● **Exercise details**: Transcribe all of the data exactly. Omit the pictures.

[Figure record listings]
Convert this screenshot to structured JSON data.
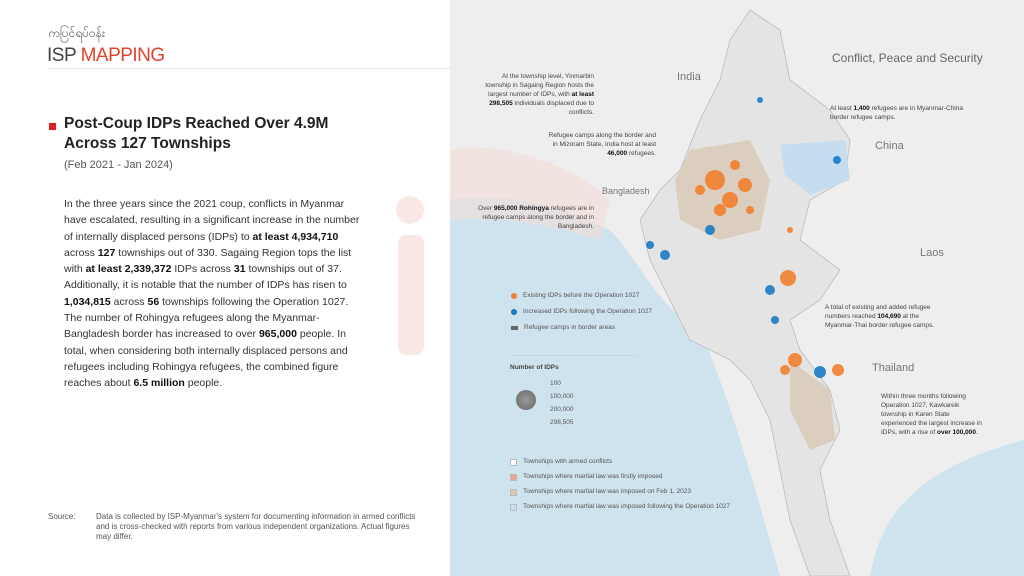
{
  "header": {
    "logo_myanmar": "ကပြင်ရပ်ဝန်း",
    "logo_isp": "ISP",
    "logo_mapping": "MAPPING",
    "section": "Conflict, Peace and Security"
  },
  "article": {
    "title": "Post-Coup IDPs Reached Over 4.9M Across 127 Townships",
    "period": "(Feb 2021 - Jan 2024)",
    "body_segments": [
      {
        "t": "In the three years since the 2021 coup, conflicts in Myanmar have escalated, resulting in a significant increase in the number of internally displaced persons (IDPs) to ",
        "b": false
      },
      {
        "t": "at least 4,934,710",
        "b": true
      },
      {
        "t": " across ",
        "b": false
      },
      {
        "t": "127",
        "b": true
      },
      {
        "t": " townships out of 330. Sagaing Region tops the list with ",
        "b": false
      },
      {
        "t": "at least 2,339,372",
        "b": true
      },
      {
        "t": " IDPs across ",
        "b": false
      },
      {
        "t": "31",
        "b": true
      },
      {
        "t": " townships out of 37. Additionally, it is notable that the number of IDPs has risen to ",
        "b": false
      },
      {
        "t": "1,034,815",
        "b": true
      },
      {
        "t": " across ",
        "b": false
      },
      {
        "t": "56",
        "b": true
      },
      {
        "t": " townships following the Operation 1027. The number of Rohingya refugees along the Myanmar-Bangladesh border has increased to over ",
        "b": false
      },
      {
        "t": "965,000",
        "b": true
      },
      {
        "t": " people. In total, when considering both internally displaced persons and refugees including Rohingya refugees, the combined figure reaches about ",
        "b": false
      },
      {
        "t": "6.5 million",
        "b": true
      },
      {
        "t": " people.",
        "b": false
      }
    ]
  },
  "source": {
    "label": "Source:",
    "text": "Data is collected by ISP-Myanmar's system for documenting information in armed conflicts and is cross-checked with reports from various independent organizations. Actual figures may differ."
  },
  "map": {
    "countries": {
      "india": "India",
      "china": "China",
      "bangladesh": "Bangladesh",
      "laos": "Laos",
      "thailand": "Thailand"
    },
    "annotations": {
      "yinmarbin": {
        "a": "At the township level, Yinmarbin township in Sagaing Region hosts the largest number of IDPs, with ",
        "b": "at least 298,505",
        "c": " individuals displaced due to conflicts."
      },
      "mizoram": {
        "a": "Refugee camps along the border and in Mizoram State, India host at least ",
        "b": "46,000",
        "c": " refugees."
      },
      "rohingya": {
        "a": "Over ",
        "b": "965,000 Rohingya",
        "c": " refugees are in refugee camps along the border and in Bangladesh."
      },
      "china": {
        "a": "At least ",
        "b": "1,400",
        "c": " refugees are in Myanmar-China border refugee camps."
      },
      "thai": {
        "a": "A total of existing and added refugee numbers reached ",
        "b": "104,690",
        "c": " at the Myanmar-Thai border refugee camps."
      },
      "kawkareik": {
        "a": "Within three months following Operation 1027, Kawkareik township in Karen State experienced the largest increase in IDPs, with a rise of ",
        "b": "over 100,000",
        "c": "."
      }
    },
    "legend": {
      "existing": "Existing IDPs before the Operation 1027",
      "increased": "Increased IDPs following the Operation 1027",
      "camps": "Refugee camps in border areas",
      "size_title": "Number of IDPs",
      "sizes": [
        "100",
        "100,000",
        "200,000",
        "298,505"
      ],
      "areas": [
        "Townships with armed conflicts",
        "Townships where martial law was firstly imposed",
        "Townships where martial law was imposed on Feb 1, 2023",
        "Townships where martial law was imposed following the Operation 1027"
      ]
    },
    "colors": {
      "existing": "#f07f2e",
      "increased": "#1a7bc4",
      "martial1": "#f0a394",
      "martial2": "#d9c8b4",
      "martial3": "#c5ddef",
      "sea": "#cfe3ee"
    }
  }
}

● **Answer to the exercise**:
Convert this screenshot to structured JSON data.
{
  "header": {
    "logo_myanmar": "ကပြင်ရပ်ဝန်း",
    "logo_isp": "ISP",
    "logo_mapping": "MAPPING",
    "section": "Conflict, Peace and Security"
  },
  "article": {
    "title": "Post-Coup IDPs Reached Over 4.9M Across 127 Townships",
    "period": "(Feb 2021 - Jan 2024)",
    "body_segments": [
      {
        "t": "In the three years since the 2021 coup, conflicts in Myanmar have escalated, resulting in a significant increase in the number of internally displaced persons (IDPs) to ",
        "b": false
      },
      {
        "t": "at least 4,934,710",
        "b": true
      },
      {
        "t": " across ",
        "b": false
      },
      {
        "t": "127",
        "b": true
      },
      {
        "t": " townships out of 330. Sagaing Region tops the list with ",
        "b": false
      },
      {
        "t": "at least 2,339,372",
        "b": true
      },
      {
        "t": " IDPs across ",
        "b": false
      },
      {
        "t": "31",
        "b": true
      },
      {
        "t": " townships out of 37. Additionally, it is notable that the number of IDPs has risen to ",
        "b": false
      },
      {
        "t": "1,034,815",
        "b": true
      },
      {
        "t": " across ",
        "b": false
      },
      {
        "t": "56",
        "b": true
      },
      {
        "t": " townships following the Operation 1027. The number of Rohingya refugees along the Myanmar-Bangladesh border has increased to over ",
        "b": false
      },
      {
        "t": "965,000",
        "b": true
      },
      {
        "t": " people. In total, when considering both internally displaced persons and refugees including Rohingya refugees, the combined figure reaches about ",
        "b": false
      },
      {
        "t": "6.5 million",
        "b": true
      },
      {
        "t": " people.",
        "b": false
      }
    ]
  },
  "source": {
    "label": "Source:",
    "text": "Data is collected by ISP-Myanmar's system for documenting information in armed conflicts and is cross-checked with reports from various independent organizations. Actual figures may differ."
  },
  "map": {
    "countries": {
      "india": "India",
      "china": "China",
      "bangladesh": "Bangladesh",
      "laos": "Laos",
      "thailand": "Thailand"
    },
    "annotations": {
      "yinmarbin": {
        "a": "At the township level, Yinmarbin township in Sagaing Region hosts the largest number of IDPs, with ",
        "b": "at least 298,505",
        "c": " individuals displaced due to conflicts."
      },
      "mizoram": {
        "a": "Refugee camps along the border and in Mizoram State, India host at least ",
        "b": "46,000",
        "c": " refugees."
      },
      "rohingya": {
        "a": "Over ",
        "b": "965,000 Rohingya",
        "c": " refugees are in refugee camps along the border and in Bangladesh."
      },
      "china": {
        "a": "At least ",
        "b": "1,400",
        "c": " refugees are in Myanmar-China border refugee camps."
      },
      "thai": {
        "a": "A total of existing and added refugee numbers reached ",
        "b": "104,690",
        "c": " at the Myanmar-Thai border refugee camps."
      },
      "kawkareik": {
        "a": "Within three months following Operation 1027, Kawkareik township in Karen State experienced the largest increase in IDPs, with a rise of ",
        "b": "over 100,000",
        "c": "."
      }
    },
    "legend": {
      "existing": "Existing IDPs before the Operation 1027",
      "increased": "Increased IDPs following the Operation 1027",
      "camps": "Refugee camps in border areas",
      "size_title": "Number of IDPs",
      "sizes": [
        "100",
        "100,000",
        "200,000",
        "298,505"
      ],
      "areas": [
        "Townships with armed conflicts",
        "Townships where martial law was firstly imposed",
        "Townships where martial law was imposed on Feb 1, 2023",
        "Townships where martial law was imposed following the Operation 1027"
      ]
    },
    "colors": {
      "existing": "#f07f2e",
      "increased": "#1a7bc4",
      "martial1": "#f0a394",
      "martial2": "#d9c8b4",
      "martial3": "#c5ddef",
      "sea": "#cfe3ee"
    }
  }
}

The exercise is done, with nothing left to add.